### Goal
Write down every entry below once more, exactly.

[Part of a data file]
**********
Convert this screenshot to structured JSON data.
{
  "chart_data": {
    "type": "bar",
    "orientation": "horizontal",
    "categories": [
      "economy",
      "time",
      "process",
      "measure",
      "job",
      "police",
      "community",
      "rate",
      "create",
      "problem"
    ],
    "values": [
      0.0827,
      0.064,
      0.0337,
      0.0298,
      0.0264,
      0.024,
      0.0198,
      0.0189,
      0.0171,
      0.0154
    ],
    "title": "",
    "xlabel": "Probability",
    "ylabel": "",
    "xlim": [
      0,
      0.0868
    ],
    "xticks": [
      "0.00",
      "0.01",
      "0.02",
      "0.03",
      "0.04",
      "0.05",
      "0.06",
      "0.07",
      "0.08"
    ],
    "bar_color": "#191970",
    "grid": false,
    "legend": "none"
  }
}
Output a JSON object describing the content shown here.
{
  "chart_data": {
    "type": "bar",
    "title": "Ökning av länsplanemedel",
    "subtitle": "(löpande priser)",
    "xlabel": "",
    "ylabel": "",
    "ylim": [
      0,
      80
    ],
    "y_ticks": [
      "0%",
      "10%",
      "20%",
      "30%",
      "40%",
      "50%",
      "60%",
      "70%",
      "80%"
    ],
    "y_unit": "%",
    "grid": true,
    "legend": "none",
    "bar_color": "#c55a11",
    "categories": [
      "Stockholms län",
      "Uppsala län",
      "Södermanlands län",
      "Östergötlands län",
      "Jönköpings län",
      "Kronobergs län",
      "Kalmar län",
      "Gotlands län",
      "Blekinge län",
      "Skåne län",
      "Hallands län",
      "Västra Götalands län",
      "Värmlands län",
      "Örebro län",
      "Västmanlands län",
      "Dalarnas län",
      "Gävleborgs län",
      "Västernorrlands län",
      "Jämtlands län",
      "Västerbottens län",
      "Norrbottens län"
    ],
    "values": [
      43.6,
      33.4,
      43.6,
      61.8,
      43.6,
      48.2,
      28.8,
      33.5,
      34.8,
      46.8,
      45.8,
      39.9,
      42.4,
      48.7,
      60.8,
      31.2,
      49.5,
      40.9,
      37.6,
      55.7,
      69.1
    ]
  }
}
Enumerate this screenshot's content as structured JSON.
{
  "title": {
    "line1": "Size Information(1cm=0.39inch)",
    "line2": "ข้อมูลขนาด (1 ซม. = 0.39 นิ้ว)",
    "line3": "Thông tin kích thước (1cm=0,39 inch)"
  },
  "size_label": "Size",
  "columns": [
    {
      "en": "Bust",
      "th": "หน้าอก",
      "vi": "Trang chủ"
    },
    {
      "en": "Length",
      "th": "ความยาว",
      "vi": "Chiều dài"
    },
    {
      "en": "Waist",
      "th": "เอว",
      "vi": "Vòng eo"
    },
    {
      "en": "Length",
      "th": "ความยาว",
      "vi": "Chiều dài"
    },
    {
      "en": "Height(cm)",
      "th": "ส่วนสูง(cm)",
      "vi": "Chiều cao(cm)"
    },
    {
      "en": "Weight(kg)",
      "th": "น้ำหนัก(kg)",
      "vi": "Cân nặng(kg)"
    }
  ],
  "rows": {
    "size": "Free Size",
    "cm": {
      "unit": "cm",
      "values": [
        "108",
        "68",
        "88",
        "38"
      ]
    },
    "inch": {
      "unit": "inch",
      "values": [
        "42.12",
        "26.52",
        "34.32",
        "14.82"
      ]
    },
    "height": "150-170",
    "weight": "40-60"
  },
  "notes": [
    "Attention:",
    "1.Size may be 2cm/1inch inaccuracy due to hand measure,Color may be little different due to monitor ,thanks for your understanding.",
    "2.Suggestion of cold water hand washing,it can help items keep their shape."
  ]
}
**********
### Answer to the problem
Convert this screenshot to structured JSON data.
{
  "chart_data": {
    "type": "bar",
    "orientation": "horizontal",
    "categories": [
      "economy",
      "time",
      "process",
      "measure",
      "job",
      "police",
      "community",
      "rate",
      "create",
      "problem"
    ],
    "values": [
      0.0827,
      0.064,
      0.0337,
      0.0298,
      0.0264,
      0.024,
      0.0198,
      0.0189,
      0.0171,
      0.0154
    ],
    "title": "",
    "xlabel": "Probability",
    "ylabel": "",
    "xlim": [
      0,
      0.0868
    ],
    "xticks": [
      "0.00",
      "0.01",
      "0.02",
      "0.03",
      "0.04",
      "0.05",
      "0.06",
      "0.07",
      "0.08"
    ],
    "bar_color": "#191970",
    "grid": false,
    "legend": "none"
  }
}
Output a JSON object describing the content shown here.
{
  "chart_data": {
    "type": "bar",
    "title": "Ökning av länsplanemedel",
    "subtitle": "(löpande priser)",
    "xlabel": "",
    "ylabel": "",
    "ylim": [
      0,
      80
    ],
    "y_ticks": [
      "0%",
      "10%",
      "20%",
      "30%",
      "40%",
      "50%",
      "60%",
      "70%",
      "80%"
    ],
    "y_unit": "%",
    "grid": true,
    "legend": "none",
    "bar_color": "#c55a11",
    "categories": [
      "Stockholms län",
      "Uppsala län",
      "Södermanlands län",
      "Östergötlands län",
      "Jönköpings län",
      "Kronobergs län",
      "Kalmar län",
      "Gotlands län",
      "Blekinge län",
      "Skåne län",
      "Hallands län",
      "Västra Götalands län",
      "Värmlands län",
      "Örebro län",
      "Västmanlands län",
      "Dalarnas län",
      "Gävleborgs län",
      "Västernorrlands län",
      "Jämtlands län",
      "Västerbottens län",
      "Norrbottens län"
    ],
    "values": [
      43.6,
      33.4,
      43.6,
      61.8,
      43.6,
      48.2,
      28.8,
      33.5,
      34.8,
      46.8,
      45.8,
      39.9,
      42.4,
      48.7,
      60.8,
      31.2,
      49.5,
      40.9,
      37.6,
      55.7,
      69.1
    ]
  }
}
Enumerate this screenshot's content as structured JSON.
{
  "title": {
    "line1": "Size Information(1cm=0.39inch)",
    "line2": "ข้อมูลขนาด (1 ซม. = 0.39 นิ้ว)",
    "line3": "Thông tin kích thước (1cm=0,39 inch)"
  },
  "size_label": "Size",
  "columns": [
    {
      "en": "Bust",
      "th": "หน้าอก",
      "vi": "Trang chủ"
    },
    {
      "en": "Length",
      "th": "ความยาว",
      "vi": "Chiều dài"
    },
    {
      "en": "Waist",
      "th": "เอว",
      "vi": "Vòng eo"
    },
    {
      "en": "Length",
      "th": "ความยาว",
      "vi": "Chiều dài"
    },
    {
      "en": "Height(cm)",
      "th": "ส่วนสูง(cm)",
      "vi": "Chiều cao(cm)"
    },
    {
      "en": "Weight(kg)",
      "th": "น้ำหนัก(kg)",
      "vi": "Cân nặng(kg)"
    }
  ],
  "rows": {
    "size": "Free Size",
    "cm": {
      "unit": "cm",
      "values": [
        "108",
        "68",
        "88",
        "38"
      ]
    },
    "inch": {
      "unit": "inch",
      "values": [
        "42.12",
        "26.52",
        "34.32",
        "14.82"
      ]
    },
    "height": "150-170",
    "weight": "40-60"
  },
  "notes": [
    "Attention:",
    "1.Size may be 2cm/1inch inaccuracy due to hand measure,Color may be little different due to monitor ,thanks for your understanding.",
    "2.Suggestion of cold water hand washing,it can help items keep their shape."
  ]
}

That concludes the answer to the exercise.